Description of the task - In the records below, some lines hold the word "color". Copy each of those lines.

++++ Data ++++

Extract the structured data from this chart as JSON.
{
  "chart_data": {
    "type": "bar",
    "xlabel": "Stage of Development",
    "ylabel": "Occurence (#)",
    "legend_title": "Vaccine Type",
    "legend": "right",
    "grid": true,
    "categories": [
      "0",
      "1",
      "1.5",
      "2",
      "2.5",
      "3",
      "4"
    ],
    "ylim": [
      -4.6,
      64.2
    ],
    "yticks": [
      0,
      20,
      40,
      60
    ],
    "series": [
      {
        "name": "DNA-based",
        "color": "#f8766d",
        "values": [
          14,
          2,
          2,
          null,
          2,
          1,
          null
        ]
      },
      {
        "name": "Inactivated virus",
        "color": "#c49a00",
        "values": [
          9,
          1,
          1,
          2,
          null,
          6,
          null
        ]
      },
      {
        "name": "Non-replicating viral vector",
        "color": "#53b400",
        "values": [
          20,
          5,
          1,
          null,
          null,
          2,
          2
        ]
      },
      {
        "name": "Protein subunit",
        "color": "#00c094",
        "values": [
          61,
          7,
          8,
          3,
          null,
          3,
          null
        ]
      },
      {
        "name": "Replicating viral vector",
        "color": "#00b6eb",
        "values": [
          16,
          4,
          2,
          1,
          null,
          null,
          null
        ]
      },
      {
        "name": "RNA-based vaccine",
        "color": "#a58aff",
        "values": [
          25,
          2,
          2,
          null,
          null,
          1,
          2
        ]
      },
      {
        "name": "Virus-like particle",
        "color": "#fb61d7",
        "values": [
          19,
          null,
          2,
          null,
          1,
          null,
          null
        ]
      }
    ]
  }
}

++++

Solution for this exercise -
        "color": "#f8766d",
        "color": "#c49a00",
        "color": "#53b400",
        "color": "#00c094",
        "color": "#00b6eb",
        "color": "#a58aff",
        "color": "#fb61d7",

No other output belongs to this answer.